[Figure data in JSON]

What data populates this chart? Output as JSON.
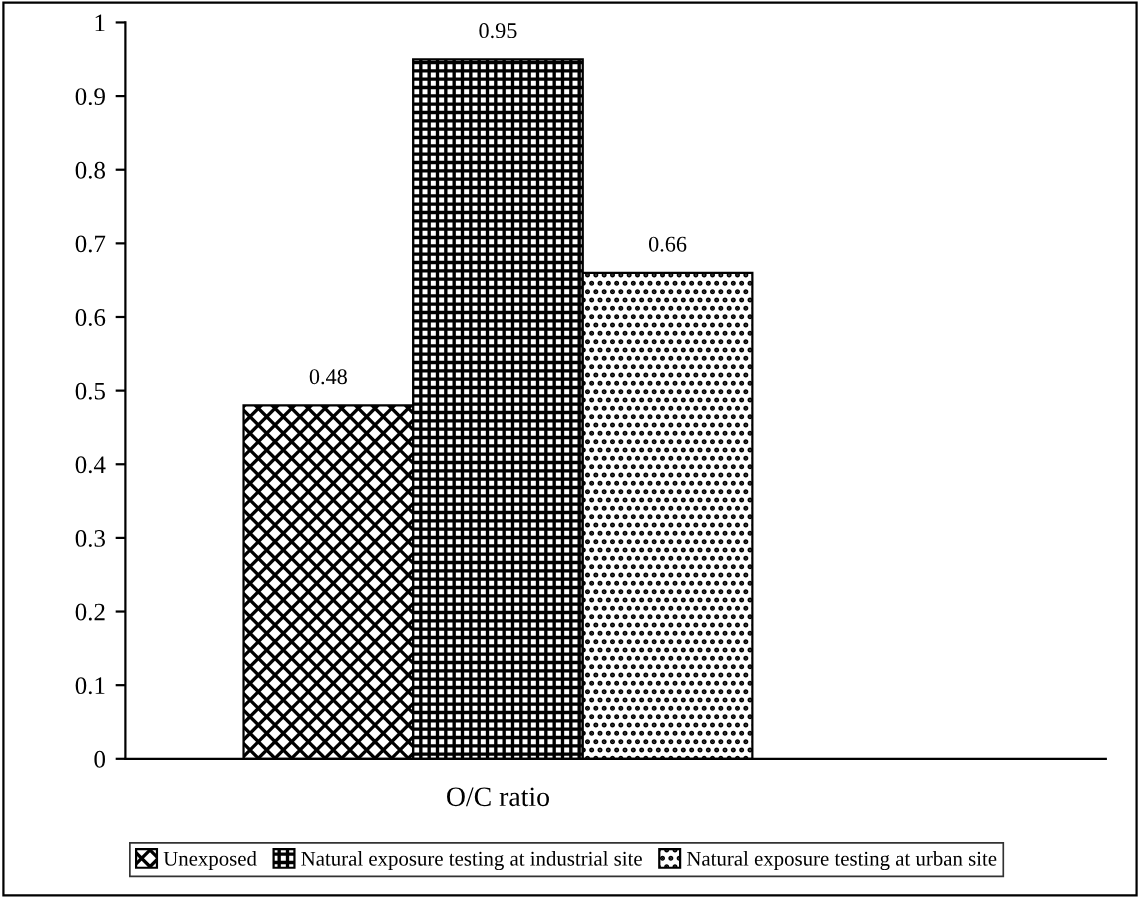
{
  "chart_data": {
    "type": "bar",
    "categories": [
      "O/C ratio"
    ],
    "series": [
      {
        "name": "Unexposed",
        "color": "#000000",
        "values": [
          0.48
        ]
      },
      {
        "name": "Natural exposure testing at industrial site",
        "color": "#000000",
        "values": [
          0.95
        ]
      },
      {
        "name": "Natural exposure testing at urban site",
        "color": "#000000",
        "values": [
          0.66
        ]
      }
    ],
    "ylim": [
      0,
      1
    ],
    "yticks": [
      0,
      0.1,
      0.2,
      0.3,
      0.4,
      0.5,
      0.6,
      0.7,
      0.8,
      0.9,
      1
    ],
    "data_labels": true,
    "grid": false,
    "legend": "bottom"
  }
}
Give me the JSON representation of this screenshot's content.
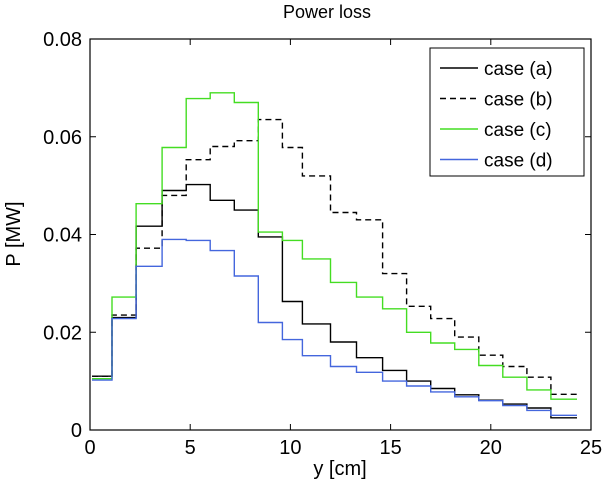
{
  "chart_data": {
    "type": "line",
    "step": true,
    "title": "Power loss",
    "xlabel": "y [cm]",
    "ylabel": "P [MW]",
    "xlim": [
      0,
      25
    ],
    "ylim": [
      0,
      0.08
    ],
    "xticks": [
      0,
      5,
      10,
      15,
      20,
      25
    ],
    "xtick_labels": [
      "0",
      "5",
      "10",
      "15",
      "20",
      "25"
    ],
    "yticks": [
      0,
      0.02,
      0.04,
      0.06,
      0.08
    ],
    "ytick_labels": [
      "0",
      "0.02",
      "0.04",
      "0.06",
      "0.08"
    ],
    "grid": false,
    "legend_position": "top-right",
    "bin_edges": [
      0.1,
      1.1,
      2.3,
      3.6,
      4.8,
      6.0,
      7.2,
      8.4,
      9.6,
      10.6,
      12.0,
      13.3,
      14.6,
      15.8,
      17.0,
      18.2,
      19.4,
      20.6,
      21.8,
      23.0,
      24.3
    ],
    "series": [
      {
        "name": "case (a)",
        "color": "#000000",
        "dash": "solid",
        "values": [
          0.011,
          0.023,
          0.0417,
          0.049,
          0.0502,
          0.047,
          0.045,
          0.0395,
          0.0263,
          0.0217,
          0.018,
          0.0148,
          0.0122,
          0.01,
          0.0085,
          0.0072,
          0.0061,
          0.0053,
          0.0045,
          0.0025
        ]
      },
      {
        "name": "case (b)",
        "color": "#000000",
        "dash": "dashed",
        "values": [
          0.011,
          0.0235,
          0.0372,
          0.048,
          0.0553,
          0.058,
          0.0592,
          0.0635,
          0.0578,
          0.052,
          0.0445,
          0.043,
          0.032,
          0.0253,
          0.0228,
          0.019,
          0.0153,
          0.013,
          0.0108,
          0.0073
        ]
      },
      {
        "name": "case (c)",
        "color": "#44dd22",
        "dash": "solid",
        "values": [
          0.0105,
          0.0272,
          0.0463,
          0.0578,
          0.0678,
          0.069,
          0.067,
          0.0405,
          0.0388,
          0.035,
          0.0302,
          0.0272,
          0.0248,
          0.02,
          0.0178,
          0.0165,
          0.0132,
          0.0108,
          0.0082,
          0.0063
        ]
      },
      {
        "name": "case (d)",
        "color": "#4466dd",
        "dash": "solid",
        "values": [
          0.0102,
          0.0228,
          0.0335,
          0.039,
          0.0388,
          0.0367,
          0.0315,
          0.022,
          0.0185,
          0.0152,
          0.013,
          0.0118,
          0.01,
          0.009,
          0.0078,
          0.0068,
          0.006,
          0.005,
          0.004,
          0.003
        ]
      }
    ]
  }
}
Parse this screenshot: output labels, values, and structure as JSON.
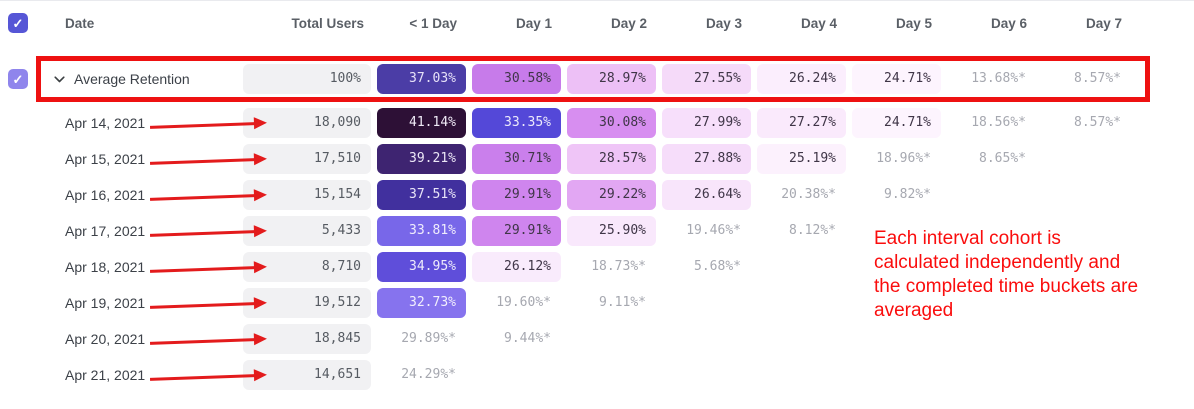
{
  "table": {
    "columns": [
      "Date",
      "Total Users",
      "< 1 Day",
      "Day 1",
      "Day 2",
      "Day 3",
      "Day 4",
      "Day 5",
      "Day 6",
      "Day 7"
    ],
    "rows": [
      {
        "label": "Average Retention",
        "total": "100%",
        "checkbox": true,
        "chevron": true,
        "highlight": true,
        "cells": [
          {
            "v": "37.03%",
            "bg": "#4b3da6",
            "fg": "#e6e1f8"
          },
          {
            "v": "30.58%",
            "bg": "#c77bea",
            "fg": "#3f3547"
          },
          {
            "v": "28.97%",
            "bg": "#edc0f6",
            "fg": "#3f3547"
          },
          {
            "v": "27.55%",
            "bg": "#f5daf9",
            "fg": "#3f3547"
          },
          {
            "v": "26.24%",
            "bg": "#fbeefd",
            "fg": "#3f3547"
          },
          {
            "v": "24.71%",
            "bg": "#fdf4fe",
            "fg": "#3f3547"
          },
          {
            "v": "13.68%*",
            "muted": true
          },
          {
            "v": "8.57%*",
            "muted": true
          }
        ]
      },
      {
        "label": "Apr 14, 2021",
        "total": "18,090",
        "arrow": true,
        "cells": [
          {
            "v": "41.14%",
            "bg": "#2d1036",
            "fg": "#f0eaf7"
          },
          {
            "v": "33.35%",
            "bg": "#5448d8",
            "fg": "#eceafb"
          },
          {
            "v": "30.08%",
            "bg": "#d78ef0",
            "fg": "#3f3547"
          },
          {
            "v": "27.99%",
            "bg": "#f7dffb",
            "fg": "#3f3547"
          },
          {
            "v": "27.27%",
            "bg": "#faeafc",
            "fg": "#3f3547"
          },
          {
            "v": "24.71%",
            "bg": "#fdf4fe",
            "fg": "#3f3547"
          },
          {
            "v": "18.56%*",
            "muted": true
          },
          {
            "v": "8.57%*",
            "muted": true
          }
        ]
      },
      {
        "label": "Apr 15, 2021",
        "total": "17,510",
        "arrow": true,
        "cells": [
          {
            "v": "39.21%",
            "bg": "#3e2471",
            "fg": "#ece7f6"
          },
          {
            "v": "30.71%",
            "bg": "#ca7fec",
            "fg": "#3f3547"
          },
          {
            "v": "28.57%",
            "bg": "#efc5f7",
            "fg": "#3f3547"
          },
          {
            "v": "27.88%",
            "bg": "#f6ddfa",
            "fg": "#3f3547"
          },
          {
            "v": "25.19%",
            "bg": "#fcf1fd",
            "fg": "#3f3547"
          },
          {
            "v": "18.96%*",
            "muted": true
          },
          {
            "v": "8.65%*",
            "muted": true
          }
        ]
      },
      {
        "label": "Apr 16, 2021",
        "total": "15,154",
        "arrow": true,
        "cells": [
          {
            "v": "37.51%",
            "bg": "#41309e",
            "fg": "#e9e5f8"
          },
          {
            "v": "29.91%",
            "bg": "#cf85ee",
            "fg": "#3f3547"
          },
          {
            "v": "29.22%",
            "bg": "#e2a7f3",
            "fg": "#3f3547"
          },
          {
            "v": "26.64%",
            "bg": "#f8e5fb",
            "fg": "#3f3547"
          },
          {
            "v": "20.38%*",
            "muted": true
          },
          {
            "v": "9.82%*",
            "muted": true
          }
        ]
      },
      {
        "label": "Apr 17, 2021",
        "total": "5,433",
        "arrow": true,
        "cells": [
          {
            "v": "33.81%",
            "bg": "#7867e9",
            "fg": "#f0edfc"
          },
          {
            "v": "29.91%",
            "bg": "#cf85ee",
            "fg": "#3f3547"
          },
          {
            "v": "25.90%",
            "bg": "#f9e8fc",
            "fg": "#3f3547"
          },
          {
            "v": "19.46%*",
            "muted": true
          },
          {
            "v": "8.12%*",
            "muted": true
          }
        ]
      },
      {
        "label": "Apr 18, 2021",
        "total": "8,710",
        "arrow": true,
        "cells": [
          {
            "v": "34.95%",
            "bg": "#5f4eda",
            "fg": "#eeebfb"
          },
          {
            "v": "26.12%",
            "bg": "#f9ebfc",
            "fg": "#3f3547"
          },
          {
            "v": "18.73%*",
            "muted": true
          },
          {
            "v": "5.68%*",
            "muted": true
          }
        ]
      },
      {
        "label": "Apr 19, 2021",
        "total": "19,512",
        "arrow": true,
        "cells": [
          {
            "v": "32.73%",
            "bg": "#8673ee",
            "fg": "#f2effd"
          },
          {
            "v": "19.60%*",
            "muted": true
          },
          {
            "v": "9.11%*",
            "muted": true
          }
        ]
      },
      {
        "label": "Apr 20, 2021",
        "total": "18,845",
        "arrow": true,
        "cells": [
          {
            "v": "29.89%*",
            "muted": true
          },
          {
            "v": "9.44%*",
            "muted": true
          }
        ]
      },
      {
        "label": "Apr 21, 2021",
        "total": "14,651",
        "arrow": true,
        "cells": [
          {
            "v": "24.29%*",
            "muted": true
          }
        ]
      }
    ]
  },
  "annotation": {
    "lines": [
      "Each interval cohort is",
      "calculated independently and",
      "the completed time buckets are",
      "averaged"
    ],
    "color": "#fa0d0d"
  },
  "icons": {
    "check": "✓"
  },
  "accents": {
    "highlight_border": "#ee1111",
    "arrow": "#e31b1c",
    "checkbox_header": "#5656d6",
    "checkbox_row": "#8f85ec"
  }
}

* [GIVEN EXERCISE]
All lines in the data that contain the word "exposure" should be copied.

* [SOLUTION TO THIS TASK]
        "name": "Natural exposure testing at industrial site",
        "name": "Natural exposure testing at urban site",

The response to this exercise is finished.